* **Exercise**:
Go line by line through the records below. Copy whichever lines contain the string "första".

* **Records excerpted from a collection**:
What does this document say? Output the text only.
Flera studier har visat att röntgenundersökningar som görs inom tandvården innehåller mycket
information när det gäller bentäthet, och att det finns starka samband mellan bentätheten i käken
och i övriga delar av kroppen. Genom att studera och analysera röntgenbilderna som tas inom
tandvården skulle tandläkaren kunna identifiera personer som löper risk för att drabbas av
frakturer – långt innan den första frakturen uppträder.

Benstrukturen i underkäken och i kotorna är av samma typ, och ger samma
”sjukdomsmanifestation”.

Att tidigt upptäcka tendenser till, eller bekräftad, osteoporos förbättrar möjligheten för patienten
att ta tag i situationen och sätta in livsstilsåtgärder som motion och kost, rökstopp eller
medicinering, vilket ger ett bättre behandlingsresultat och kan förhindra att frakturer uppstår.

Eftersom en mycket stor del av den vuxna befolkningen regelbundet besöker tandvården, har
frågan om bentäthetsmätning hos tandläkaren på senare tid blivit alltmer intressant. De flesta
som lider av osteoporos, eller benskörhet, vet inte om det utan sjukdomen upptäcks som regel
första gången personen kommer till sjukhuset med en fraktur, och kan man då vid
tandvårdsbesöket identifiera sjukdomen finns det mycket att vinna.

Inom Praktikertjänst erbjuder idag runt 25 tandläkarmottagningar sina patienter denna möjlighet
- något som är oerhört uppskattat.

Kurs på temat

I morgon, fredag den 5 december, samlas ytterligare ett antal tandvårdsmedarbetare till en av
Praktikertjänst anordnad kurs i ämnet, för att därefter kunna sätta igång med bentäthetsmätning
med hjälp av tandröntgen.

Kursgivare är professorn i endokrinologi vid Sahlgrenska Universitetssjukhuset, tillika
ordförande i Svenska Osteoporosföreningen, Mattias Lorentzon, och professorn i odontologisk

* **Written solution**:
frakturer – långt innan den första frakturen uppträder.
första gången personen kommer till sjukhuset med en fraktur, och kan man då vid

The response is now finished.